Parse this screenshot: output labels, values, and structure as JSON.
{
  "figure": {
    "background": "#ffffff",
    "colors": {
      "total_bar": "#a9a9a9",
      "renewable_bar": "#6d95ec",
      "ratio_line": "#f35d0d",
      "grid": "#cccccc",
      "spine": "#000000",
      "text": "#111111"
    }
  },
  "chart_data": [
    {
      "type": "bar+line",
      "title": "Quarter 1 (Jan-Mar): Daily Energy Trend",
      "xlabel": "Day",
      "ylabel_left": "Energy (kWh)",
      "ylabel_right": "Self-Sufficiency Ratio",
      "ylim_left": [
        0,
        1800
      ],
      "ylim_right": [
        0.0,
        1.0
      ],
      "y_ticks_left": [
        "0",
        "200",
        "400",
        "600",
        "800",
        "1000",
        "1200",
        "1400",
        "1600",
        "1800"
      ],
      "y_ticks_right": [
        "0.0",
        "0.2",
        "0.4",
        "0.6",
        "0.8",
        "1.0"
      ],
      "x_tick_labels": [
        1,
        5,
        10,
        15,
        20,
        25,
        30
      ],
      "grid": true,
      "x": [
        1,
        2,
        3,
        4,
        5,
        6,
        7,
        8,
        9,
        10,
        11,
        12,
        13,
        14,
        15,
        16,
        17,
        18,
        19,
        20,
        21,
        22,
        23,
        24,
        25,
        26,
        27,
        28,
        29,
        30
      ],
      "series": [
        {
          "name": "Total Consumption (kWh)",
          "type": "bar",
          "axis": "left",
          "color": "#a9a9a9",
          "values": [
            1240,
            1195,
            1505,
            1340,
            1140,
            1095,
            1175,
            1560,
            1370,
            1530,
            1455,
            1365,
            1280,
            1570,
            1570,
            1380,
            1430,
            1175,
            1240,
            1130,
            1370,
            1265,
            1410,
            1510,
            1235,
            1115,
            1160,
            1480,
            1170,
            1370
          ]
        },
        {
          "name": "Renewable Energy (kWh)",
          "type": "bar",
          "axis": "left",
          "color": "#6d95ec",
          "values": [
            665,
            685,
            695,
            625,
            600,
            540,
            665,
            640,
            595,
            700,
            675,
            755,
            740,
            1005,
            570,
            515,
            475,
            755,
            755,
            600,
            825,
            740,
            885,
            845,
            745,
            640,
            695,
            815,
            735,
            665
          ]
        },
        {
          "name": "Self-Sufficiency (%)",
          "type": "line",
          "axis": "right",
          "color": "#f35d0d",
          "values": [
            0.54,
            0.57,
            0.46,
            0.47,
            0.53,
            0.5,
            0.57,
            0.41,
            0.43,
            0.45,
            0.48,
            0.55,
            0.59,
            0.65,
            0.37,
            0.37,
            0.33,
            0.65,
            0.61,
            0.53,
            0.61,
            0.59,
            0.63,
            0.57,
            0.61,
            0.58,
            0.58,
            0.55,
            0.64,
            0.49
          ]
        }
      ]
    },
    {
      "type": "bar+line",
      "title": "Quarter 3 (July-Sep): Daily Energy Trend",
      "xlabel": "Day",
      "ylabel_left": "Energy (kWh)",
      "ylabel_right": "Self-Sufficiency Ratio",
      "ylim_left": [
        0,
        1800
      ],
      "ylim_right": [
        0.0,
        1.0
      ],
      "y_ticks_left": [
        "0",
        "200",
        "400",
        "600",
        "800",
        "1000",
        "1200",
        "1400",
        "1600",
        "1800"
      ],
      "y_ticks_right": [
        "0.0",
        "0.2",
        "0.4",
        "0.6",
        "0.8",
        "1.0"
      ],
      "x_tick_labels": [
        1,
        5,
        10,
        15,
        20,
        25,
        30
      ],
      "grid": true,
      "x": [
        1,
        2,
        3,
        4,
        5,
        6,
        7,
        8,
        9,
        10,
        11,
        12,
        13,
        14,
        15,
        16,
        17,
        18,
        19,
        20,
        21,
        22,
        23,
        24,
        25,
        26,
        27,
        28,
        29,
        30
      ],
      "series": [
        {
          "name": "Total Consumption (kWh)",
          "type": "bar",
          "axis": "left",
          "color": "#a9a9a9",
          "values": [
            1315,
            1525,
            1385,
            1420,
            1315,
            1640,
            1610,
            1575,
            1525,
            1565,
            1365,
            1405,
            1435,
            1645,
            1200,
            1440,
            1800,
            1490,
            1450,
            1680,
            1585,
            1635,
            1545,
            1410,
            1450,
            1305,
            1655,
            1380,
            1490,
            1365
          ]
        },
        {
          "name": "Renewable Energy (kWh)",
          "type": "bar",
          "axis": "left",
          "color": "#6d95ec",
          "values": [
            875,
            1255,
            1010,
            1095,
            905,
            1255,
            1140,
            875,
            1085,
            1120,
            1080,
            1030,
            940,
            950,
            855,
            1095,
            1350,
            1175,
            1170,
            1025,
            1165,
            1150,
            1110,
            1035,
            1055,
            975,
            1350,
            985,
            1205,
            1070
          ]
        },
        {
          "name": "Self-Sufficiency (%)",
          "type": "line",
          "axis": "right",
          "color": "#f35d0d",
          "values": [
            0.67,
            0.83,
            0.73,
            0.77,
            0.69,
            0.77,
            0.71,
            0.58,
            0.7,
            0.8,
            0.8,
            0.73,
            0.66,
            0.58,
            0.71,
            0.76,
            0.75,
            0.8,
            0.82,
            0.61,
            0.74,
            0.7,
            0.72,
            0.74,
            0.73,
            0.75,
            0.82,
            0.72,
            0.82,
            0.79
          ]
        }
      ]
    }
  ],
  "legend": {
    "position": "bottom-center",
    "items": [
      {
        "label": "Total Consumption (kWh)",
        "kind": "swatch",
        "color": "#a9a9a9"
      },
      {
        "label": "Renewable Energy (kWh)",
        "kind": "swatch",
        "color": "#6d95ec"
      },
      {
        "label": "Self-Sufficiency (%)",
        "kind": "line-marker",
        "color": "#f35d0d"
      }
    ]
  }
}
• • • •
WRITTEN TASK:
Retype every record above exactly as it appears.

RESULT:
Parse this screenshot: output labels, values, and structure as JSON.
{
  "figure": {
    "background": "#ffffff",
    "colors": {
      "total_bar": "#a9a9a9",
      "renewable_bar": "#6d95ec",
      "ratio_line": "#f35d0d",
      "grid": "#cccccc",
      "spine": "#000000",
      "text": "#111111"
    }
  },
  "chart_data": [
    {
      "type": "bar+line",
      "title": "Quarter 1 (Jan-Mar): Daily Energy Trend",
      "xlabel": "Day",
      "ylabel_left": "Energy (kWh)",
      "ylabel_right": "Self-Sufficiency Ratio",
      "ylim_left": [
        0,
        1800
      ],
      "ylim_right": [
        0.0,
        1.0
      ],
      "y_ticks_left": [
        "0",
        "200",
        "400",
        "600",
        "800",
        "1000",
        "1200",
        "1400",
        "1600",
        "1800"
      ],
      "y_ticks_right": [
        "0.0",
        "0.2",
        "0.4",
        "0.6",
        "0.8",
        "1.0"
      ],
      "x_tick_labels": [
        1,
        5,
        10,
        15,
        20,
        25,
        30
      ],
      "grid": true,
      "x": [
        1,
        2,
        3,
        4,
        5,
        6,
        7,
        8,
        9,
        10,
        11,
        12,
        13,
        14,
        15,
        16,
        17,
        18,
        19,
        20,
        21,
        22,
        23,
        24,
        25,
        26,
        27,
        28,
        29,
        30
      ],
      "series": [
        {
          "name": "Total Consumption (kWh)",
          "type": "bar",
          "axis": "left",
          "color": "#a9a9a9",
          "values": [
            1240,
            1195,
            1505,
            1340,
            1140,
            1095,
            1175,
            1560,
            1370,
            1530,
            1455,
            1365,
            1280,
            1570,
            1570,
            1380,
            1430,
            1175,
            1240,
            1130,
            1370,
            1265,
            1410,
            1510,
            1235,
            1115,
            1160,
            1480,
            1170,
            1370
          ]
        },
        {
          "name": "Renewable Energy (kWh)",
          "type": "bar",
          "axis": "left",
          "color": "#6d95ec",
          "values": [
            665,
            685,
            695,
            625,
            600,
            540,
            665,
            640,
            595,
            700,
            675,
            755,
            740,
            1005,
            570,
            515,
            475,
            755,
            755,
            600,
            825,
            740,
            885,
            845,
            745,
            640,
            695,
            815,
            735,
            665
          ]
        },
        {
          "name": "Self-Sufficiency (%)",
          "type": "line",
          "axis": "right",
          "color": "#f35d0d",
          "values": [
            0.54,
            0.57,
            0.46,
            0.47,
            0.53,
            0.5,
            0.57,
            0.41,
            0.43,
            0.45,
            0.48,
            0.55,
            0.59,
            0.65,
            0.37,
            0.37,
            0.33,
            0.65,
            0.61,
            0.53,
            0.61,
            0.59,
            0.63,
            0.57,
            0.61,
            0.58,
            0.58,
            0.55,
            0.64,
            0.49
          ]
        }
      ]
    },
    {
      "type": "bar+line",
      "title": "Quarter 3 (July-Sep): Daily Energy Trend",
      "xlabel": "Day",
      "ylabel_left": "Energy (kWh)",
      "ylabel_right": "Self-Sufficiency Ratio",
      "ylim_left": [
        0,
        1800
      ],
      "ylim_right": [
        0.0,
        1.0
      ],
      "y_ticks_left": [
        "0",
        "200",
        "400",
        "600",
        "800",
        "1000",
        "1200",
        "1400",
        "1600",
        "1800"
      ],
      "y_ticks_right": [
        "0.0",
        "0.2",
        "0.4",
        "0.6",
        "0.8",
        "1.0"
      ],
      "x_tick_labels": [
        1,
        5,
        10,
        15,
        20,
        25,
        30
      ],
      "grid": true,
      "x": [
        1,
        2,
        3,
        4,
        5,
        6,
        7,
        8,
        9,
        10,
        11,
        12,
        13,
        14,
        15,
        16,
        17,
        18,
        19,
        20,
        21,
        22,
        23,
        24,
        25,
        26,
        27,
        28,
        29,
        30
      ],
      "series": [
        {
          "name": "Total Consumption (kWh)",
          "type": "bar",
          "axis": "left",
          "color": "#a9a9a9",
          "values": [
            1315,
            1525,
            1385,
            1420,
            1315,
            1640,
            1610,
            1575,
            1525,
            1565,
            1365,
            1405,
            1435,
            1645,
            1200,
            1440,
            1800,
            1490,
            1450,
            1680,
            1585,
            1635,
            1545,
            1410,
            1450,
            1305,
            1655,
            1380,
            1490,
            1365
          ]
        },
        {
          "name": "Renewable Energy (kWh)",
          "type": "bar",
          "axis": "left",
          "color": "#6d95ec",
          "values": [
            875,
            1255,
            1010,
            1095,
            905,
            1255,
            1140,
            875,
            1085,
            1120,
            1080,
            1030,
            940,
            950,
            855,
            1095,
            1350,
            1175,
            1170,
            1025,
            1165,
            1150,
            1110,
            1035,
            1055,
            975,
            1350,
            985,
            1205,
            1070
          ]
        },
        {
          "name": "Self-Sufficiency (%)",
          "type": "line",
          "axis": "right",
          "color": "#f35d0d",
          "values": [
            0.67,
            0.83,
            0.73,
            0.77,
            0.69,
            0.77,
            0.71,
            0.58,
            0.7,
            0.8,
            0.8,
            0.73,
            0.66,
            0.58,
            0.71,
            0.76,
            0.75,
            0.8,
            0.82,
            0.61,
            0.74,
            0.7,
            0.72,
            0.74,
            0.73,
            0.75,
            0.82,
            0.72,
            0.82,
            0.79
          ]
        }
      ]
    }
  ],
  "legend": {
    "position": "bottom-center",
    "items": [
      {
        "label": "Total Consumption (kWh)",
        "kind": "swatch",
        "color": "#a9a9a9"
      },
      {
        "label": "Renewable Energy (kWh)",
        "kind": "swatch",
        "color": "#6d95ec"
      },
      {
        "label": "Self-Sufficiency (%)",
        "kind": "line-marker",
        "color": "#f35d0d"
      }
    ]
  }
}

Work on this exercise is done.